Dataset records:
☆ ☆ ☆

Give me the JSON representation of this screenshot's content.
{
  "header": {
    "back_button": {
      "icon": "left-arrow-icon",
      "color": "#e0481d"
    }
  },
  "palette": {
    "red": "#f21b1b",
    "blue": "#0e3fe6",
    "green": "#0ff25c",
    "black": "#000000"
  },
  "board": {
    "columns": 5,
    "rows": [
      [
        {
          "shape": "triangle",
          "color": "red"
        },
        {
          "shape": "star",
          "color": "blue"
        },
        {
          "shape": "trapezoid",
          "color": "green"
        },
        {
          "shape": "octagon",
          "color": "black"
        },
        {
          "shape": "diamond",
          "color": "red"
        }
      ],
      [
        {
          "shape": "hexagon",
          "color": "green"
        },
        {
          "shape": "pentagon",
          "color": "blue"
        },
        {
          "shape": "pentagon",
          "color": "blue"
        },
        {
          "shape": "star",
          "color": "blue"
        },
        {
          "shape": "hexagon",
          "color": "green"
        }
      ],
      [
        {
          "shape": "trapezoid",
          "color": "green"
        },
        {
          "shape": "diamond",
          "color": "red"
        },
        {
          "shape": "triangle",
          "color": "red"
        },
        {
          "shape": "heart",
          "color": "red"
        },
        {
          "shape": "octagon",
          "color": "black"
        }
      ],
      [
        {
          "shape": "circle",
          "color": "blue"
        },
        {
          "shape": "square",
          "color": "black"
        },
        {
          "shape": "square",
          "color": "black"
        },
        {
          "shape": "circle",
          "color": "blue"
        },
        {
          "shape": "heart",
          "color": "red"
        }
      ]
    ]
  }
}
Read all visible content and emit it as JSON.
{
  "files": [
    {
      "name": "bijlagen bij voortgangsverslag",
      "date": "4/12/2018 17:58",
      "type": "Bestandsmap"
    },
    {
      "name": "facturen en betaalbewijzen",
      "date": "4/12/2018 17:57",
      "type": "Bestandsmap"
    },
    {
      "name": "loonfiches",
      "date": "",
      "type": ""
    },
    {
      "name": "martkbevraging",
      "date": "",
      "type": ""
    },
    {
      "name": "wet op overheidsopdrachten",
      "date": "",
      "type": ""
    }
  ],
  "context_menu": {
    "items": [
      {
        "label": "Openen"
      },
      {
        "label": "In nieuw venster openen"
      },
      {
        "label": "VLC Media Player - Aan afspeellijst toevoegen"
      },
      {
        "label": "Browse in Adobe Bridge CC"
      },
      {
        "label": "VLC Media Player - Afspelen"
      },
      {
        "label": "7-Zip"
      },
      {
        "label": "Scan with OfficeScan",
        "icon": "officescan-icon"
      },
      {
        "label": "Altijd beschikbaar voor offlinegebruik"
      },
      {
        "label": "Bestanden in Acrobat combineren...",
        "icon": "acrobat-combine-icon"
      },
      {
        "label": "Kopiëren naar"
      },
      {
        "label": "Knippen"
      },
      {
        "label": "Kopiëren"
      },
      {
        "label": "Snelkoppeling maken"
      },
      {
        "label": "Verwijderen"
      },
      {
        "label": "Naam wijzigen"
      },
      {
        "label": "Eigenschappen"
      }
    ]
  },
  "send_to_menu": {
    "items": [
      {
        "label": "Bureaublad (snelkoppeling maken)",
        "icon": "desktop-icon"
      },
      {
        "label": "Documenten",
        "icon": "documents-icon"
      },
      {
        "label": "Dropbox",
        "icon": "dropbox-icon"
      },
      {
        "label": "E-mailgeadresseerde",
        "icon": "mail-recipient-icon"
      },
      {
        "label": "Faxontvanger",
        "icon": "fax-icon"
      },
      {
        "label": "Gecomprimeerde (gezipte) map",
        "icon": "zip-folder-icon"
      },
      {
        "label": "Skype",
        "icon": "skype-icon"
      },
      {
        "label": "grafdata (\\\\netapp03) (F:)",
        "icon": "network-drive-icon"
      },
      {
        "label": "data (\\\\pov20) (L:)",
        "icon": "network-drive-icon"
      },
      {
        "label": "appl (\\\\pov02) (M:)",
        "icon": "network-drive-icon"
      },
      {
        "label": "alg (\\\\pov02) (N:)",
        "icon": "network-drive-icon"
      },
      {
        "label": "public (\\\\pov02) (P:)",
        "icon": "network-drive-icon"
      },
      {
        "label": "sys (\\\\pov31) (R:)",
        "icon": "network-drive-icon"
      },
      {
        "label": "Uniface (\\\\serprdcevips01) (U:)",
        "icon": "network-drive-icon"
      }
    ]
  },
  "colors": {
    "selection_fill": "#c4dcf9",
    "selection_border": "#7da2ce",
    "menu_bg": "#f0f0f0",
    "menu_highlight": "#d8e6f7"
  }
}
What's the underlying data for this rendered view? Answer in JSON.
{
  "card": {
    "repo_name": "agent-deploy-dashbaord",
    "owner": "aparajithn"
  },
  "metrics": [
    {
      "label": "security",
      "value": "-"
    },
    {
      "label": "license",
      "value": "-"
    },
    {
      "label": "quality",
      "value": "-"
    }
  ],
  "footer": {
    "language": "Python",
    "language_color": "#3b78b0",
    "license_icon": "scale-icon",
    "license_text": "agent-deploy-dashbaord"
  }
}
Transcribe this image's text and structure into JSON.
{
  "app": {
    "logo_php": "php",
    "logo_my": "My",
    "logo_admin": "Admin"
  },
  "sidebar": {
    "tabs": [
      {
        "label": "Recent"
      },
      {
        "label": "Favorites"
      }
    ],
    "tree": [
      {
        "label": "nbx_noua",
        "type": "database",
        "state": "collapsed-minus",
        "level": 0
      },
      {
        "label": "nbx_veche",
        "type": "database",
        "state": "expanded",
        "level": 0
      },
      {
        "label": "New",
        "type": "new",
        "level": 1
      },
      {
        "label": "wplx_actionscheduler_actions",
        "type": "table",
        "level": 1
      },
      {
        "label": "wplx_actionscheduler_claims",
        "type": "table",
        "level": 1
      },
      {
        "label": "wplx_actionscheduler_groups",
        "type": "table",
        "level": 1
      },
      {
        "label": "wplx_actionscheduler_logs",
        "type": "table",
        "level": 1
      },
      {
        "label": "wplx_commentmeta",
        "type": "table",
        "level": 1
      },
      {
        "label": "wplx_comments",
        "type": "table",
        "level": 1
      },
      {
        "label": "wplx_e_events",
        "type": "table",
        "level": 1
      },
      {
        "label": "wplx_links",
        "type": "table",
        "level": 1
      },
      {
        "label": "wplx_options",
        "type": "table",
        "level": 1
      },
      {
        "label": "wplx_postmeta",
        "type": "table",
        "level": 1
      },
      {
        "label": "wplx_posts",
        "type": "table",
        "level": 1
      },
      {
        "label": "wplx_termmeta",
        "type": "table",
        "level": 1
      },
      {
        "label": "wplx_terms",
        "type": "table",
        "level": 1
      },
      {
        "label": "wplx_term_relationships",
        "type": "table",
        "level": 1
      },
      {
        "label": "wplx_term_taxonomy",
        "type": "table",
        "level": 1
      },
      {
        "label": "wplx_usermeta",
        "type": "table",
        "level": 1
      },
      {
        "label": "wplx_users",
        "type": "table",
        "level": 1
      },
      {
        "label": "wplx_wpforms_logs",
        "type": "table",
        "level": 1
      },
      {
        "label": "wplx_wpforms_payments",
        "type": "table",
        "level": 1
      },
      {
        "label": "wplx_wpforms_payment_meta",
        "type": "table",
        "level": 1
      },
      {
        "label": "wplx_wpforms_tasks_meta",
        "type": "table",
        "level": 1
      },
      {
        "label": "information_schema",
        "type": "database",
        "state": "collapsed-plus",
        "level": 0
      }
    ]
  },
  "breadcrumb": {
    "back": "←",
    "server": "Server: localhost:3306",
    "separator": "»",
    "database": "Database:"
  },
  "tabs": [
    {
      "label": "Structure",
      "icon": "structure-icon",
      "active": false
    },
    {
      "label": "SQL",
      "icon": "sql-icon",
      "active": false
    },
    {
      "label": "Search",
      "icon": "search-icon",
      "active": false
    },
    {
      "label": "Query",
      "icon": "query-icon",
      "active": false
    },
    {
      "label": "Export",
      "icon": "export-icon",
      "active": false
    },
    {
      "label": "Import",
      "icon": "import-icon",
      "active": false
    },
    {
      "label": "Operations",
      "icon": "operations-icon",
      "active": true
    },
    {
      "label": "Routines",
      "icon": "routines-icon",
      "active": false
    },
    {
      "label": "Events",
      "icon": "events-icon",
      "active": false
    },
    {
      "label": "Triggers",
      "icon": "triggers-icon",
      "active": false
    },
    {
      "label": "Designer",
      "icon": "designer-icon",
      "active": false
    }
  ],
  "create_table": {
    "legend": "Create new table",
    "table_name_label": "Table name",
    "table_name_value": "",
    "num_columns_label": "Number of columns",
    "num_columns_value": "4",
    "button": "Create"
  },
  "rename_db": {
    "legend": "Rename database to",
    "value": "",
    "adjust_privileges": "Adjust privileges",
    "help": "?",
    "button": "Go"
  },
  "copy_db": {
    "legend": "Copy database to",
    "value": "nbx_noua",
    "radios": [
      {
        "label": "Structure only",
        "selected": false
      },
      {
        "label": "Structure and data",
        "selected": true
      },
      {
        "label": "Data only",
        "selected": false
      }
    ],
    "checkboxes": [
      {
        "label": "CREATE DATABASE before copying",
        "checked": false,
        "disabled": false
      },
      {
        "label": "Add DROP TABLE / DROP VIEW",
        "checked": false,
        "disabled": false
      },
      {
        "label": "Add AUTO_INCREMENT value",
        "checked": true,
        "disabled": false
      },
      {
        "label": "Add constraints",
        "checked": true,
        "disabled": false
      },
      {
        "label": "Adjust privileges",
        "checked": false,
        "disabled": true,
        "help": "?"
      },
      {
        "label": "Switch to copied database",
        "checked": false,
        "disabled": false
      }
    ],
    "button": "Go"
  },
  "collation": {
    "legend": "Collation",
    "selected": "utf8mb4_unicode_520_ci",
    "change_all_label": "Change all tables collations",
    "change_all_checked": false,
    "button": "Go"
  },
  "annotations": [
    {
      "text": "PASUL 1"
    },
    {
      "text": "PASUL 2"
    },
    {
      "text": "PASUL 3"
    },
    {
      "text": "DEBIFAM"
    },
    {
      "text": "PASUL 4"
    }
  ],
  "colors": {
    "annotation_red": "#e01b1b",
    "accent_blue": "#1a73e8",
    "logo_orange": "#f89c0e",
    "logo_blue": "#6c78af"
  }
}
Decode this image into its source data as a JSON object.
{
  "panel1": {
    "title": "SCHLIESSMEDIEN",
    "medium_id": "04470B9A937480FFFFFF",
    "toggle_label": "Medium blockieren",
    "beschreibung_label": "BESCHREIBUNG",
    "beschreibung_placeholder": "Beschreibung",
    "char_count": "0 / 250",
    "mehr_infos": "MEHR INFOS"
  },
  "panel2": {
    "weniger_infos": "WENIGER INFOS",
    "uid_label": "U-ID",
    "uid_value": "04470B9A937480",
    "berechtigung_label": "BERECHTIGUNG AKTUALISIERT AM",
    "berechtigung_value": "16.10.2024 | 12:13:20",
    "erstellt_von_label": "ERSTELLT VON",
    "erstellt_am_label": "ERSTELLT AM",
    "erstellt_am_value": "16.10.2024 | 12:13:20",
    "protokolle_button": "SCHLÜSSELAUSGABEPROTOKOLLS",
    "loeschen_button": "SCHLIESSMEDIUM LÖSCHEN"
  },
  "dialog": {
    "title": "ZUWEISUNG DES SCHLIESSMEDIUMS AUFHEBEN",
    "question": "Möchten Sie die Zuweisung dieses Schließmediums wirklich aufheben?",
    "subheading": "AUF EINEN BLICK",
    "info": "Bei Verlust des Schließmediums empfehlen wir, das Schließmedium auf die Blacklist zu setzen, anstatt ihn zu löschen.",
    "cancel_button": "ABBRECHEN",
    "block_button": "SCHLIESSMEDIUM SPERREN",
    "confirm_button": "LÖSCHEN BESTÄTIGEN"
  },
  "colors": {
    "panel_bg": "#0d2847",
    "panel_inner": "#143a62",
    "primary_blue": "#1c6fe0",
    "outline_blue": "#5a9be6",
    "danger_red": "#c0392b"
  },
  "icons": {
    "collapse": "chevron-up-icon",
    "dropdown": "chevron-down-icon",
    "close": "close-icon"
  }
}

☆ ☆ ☆

**What is needed**
Extract all lines containing the word "Player".

**Correct answer**
        "label": "VLC Media Player - Aan afspeellijst toevoegen"
        "label": "VLC Media Player - Afspelen"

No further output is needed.